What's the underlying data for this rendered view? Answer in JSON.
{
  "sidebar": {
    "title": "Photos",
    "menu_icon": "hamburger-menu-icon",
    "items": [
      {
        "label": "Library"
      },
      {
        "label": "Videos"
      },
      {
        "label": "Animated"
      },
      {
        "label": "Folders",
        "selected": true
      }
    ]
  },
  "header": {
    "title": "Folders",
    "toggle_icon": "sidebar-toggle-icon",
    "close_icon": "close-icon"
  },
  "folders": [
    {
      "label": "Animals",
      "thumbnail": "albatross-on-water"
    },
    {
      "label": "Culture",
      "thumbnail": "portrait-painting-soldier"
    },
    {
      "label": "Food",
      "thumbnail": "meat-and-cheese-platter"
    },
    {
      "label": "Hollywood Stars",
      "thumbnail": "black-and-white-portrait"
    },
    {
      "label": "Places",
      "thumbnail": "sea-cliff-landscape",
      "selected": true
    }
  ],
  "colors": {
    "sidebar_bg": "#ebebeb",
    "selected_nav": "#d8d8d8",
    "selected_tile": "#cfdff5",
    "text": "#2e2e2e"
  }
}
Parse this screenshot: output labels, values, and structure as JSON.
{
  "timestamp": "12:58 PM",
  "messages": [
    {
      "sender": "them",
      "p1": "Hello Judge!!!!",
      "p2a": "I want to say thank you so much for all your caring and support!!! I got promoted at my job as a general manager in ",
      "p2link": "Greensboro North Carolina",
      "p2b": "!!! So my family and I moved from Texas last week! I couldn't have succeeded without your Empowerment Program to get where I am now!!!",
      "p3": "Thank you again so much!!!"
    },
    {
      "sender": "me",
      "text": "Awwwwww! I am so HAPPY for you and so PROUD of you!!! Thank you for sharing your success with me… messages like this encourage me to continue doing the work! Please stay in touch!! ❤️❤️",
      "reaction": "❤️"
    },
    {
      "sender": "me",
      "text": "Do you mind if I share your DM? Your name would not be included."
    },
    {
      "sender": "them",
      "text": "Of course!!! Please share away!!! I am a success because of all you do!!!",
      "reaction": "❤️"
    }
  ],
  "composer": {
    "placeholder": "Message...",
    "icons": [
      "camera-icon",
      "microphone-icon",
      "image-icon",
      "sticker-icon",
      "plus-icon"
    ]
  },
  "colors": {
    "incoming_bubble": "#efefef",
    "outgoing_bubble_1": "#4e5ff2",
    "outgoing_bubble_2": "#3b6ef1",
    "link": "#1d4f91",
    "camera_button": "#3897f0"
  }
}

Set problem
All of the data above should be transcribed exactly.

Solution for this exercise
What's the underlying data for this rendered view? Answer in JSON.
{
  "sidebar": {
    "title": "Photos",
    "menu_icon": "hamburger-menu-icon",
    "items": [
      {
        "label": "Library"
      },
      {
        "label": "Videos"
      },
      {
        "label": "Animated"
      },
      {
        "label": "Folders",
        "selected": true
      }
    ]
  },
  "header": {
    "title": "Folders",
    "toggle_icon": "sidebar-toggle-icon",
    "close_icon": "close-icon"
  },
  "folders": [
    {
      "label": "Animals",
      "thumbnail": "albatross-on-water"
    },
    {
      "label": "Culture",
      "thumbnail": "portrait-painting-soldier"
    },
    {
      "label": "Food",
      "thumbnail": "meat-and-cheese-platter"
    },
    {
      "label": "Hollywood Stars",
      "thumbnail": "black-and-white-portrait"
    },
    {
      "label": "Places",
      "thumbnail": "sea-cliff-landscape",
      "selected": true
    }
  ],
  "colors": {
    "sidebar_bg": "#ebebeb",
    "selected_nav": "#d8d8d8",
    "selected_tile": "#cfdff5",
    "text": "#2e2e2e"
  }
}
Parse this screenshot: output labels, values, and structure as JSON.
{
  "timestamp": "12:58 PM",
  "messages": [
    {
      "sender": "them",
      "p1": "Hello Judge!!!!",
      "p2a": "I want to say thank you so much for all your caring and support!!! I got promoted at my job as a general manager in ",
      "p2link": "Greensboro North Carolina",
      "p2b": "!!! So my family and I moved from Texas last week! I couldn't have succeeded without your Empowerment Program to get where I am now!!!",
      "p3": "Thank you again so much!!!"
    },
    {
      "sender": "me",
      "text": "Awwwwww! I am so HAPPY for you and so PROUD of you!!! Thank you for sharing your success with me… messages like this encourage me to continue doing the work! Please stay in touch!! ❤️❤️",
      "reaction": "❤️"
    },
    {
      "sender": "me",
      "text": "Do you mind if I share your DM? Your name would not be included."
    },
    {
      "sender": "them",
      "text": "Of course!!! Please share away!!! I am a success because of all you do!!!",
      "reaction": "❤️"
    }
  ],
  "composer": {
    "placeholder": "Message...",
    "icons": [
      "camera-icon",
      "microphone-icon",
      "image-icon",
      "sticker-icon",
      "plus-icon"
    ]
  },
  "colors": {
    "incoming_bubble": "#efefef",
    "outgoing_bubble_1": "#4e5ff2",
    "outgoing_bubble_2": "#3b6ef1",
    "link": "#1d4f91",
    "camera_button": "#3897f0"
  }
}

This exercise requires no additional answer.